** Begin **

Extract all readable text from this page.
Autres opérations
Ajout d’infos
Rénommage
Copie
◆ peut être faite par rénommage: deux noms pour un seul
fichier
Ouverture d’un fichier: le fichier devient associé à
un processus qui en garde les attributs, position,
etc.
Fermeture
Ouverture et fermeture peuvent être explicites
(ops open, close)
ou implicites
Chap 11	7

** End **

TASK TO COMPLETE — Exactly as written above, please repeat the entries.

FINISHED TASK —
Extract all readable text from this page.
Autres opérations
Ajout d’infos
Rénommage
Copie
◆ peut être faite par rénommage: deux noms pour un seul
fichier
Ouverture d’un fichier: le fichier devient associé à
un processus qui en garde les attributs, position,
etc.
Fermeture
Ouverture et fermeture peuvent être explicites
(ops open, close)
ou implicites
Chap 11	7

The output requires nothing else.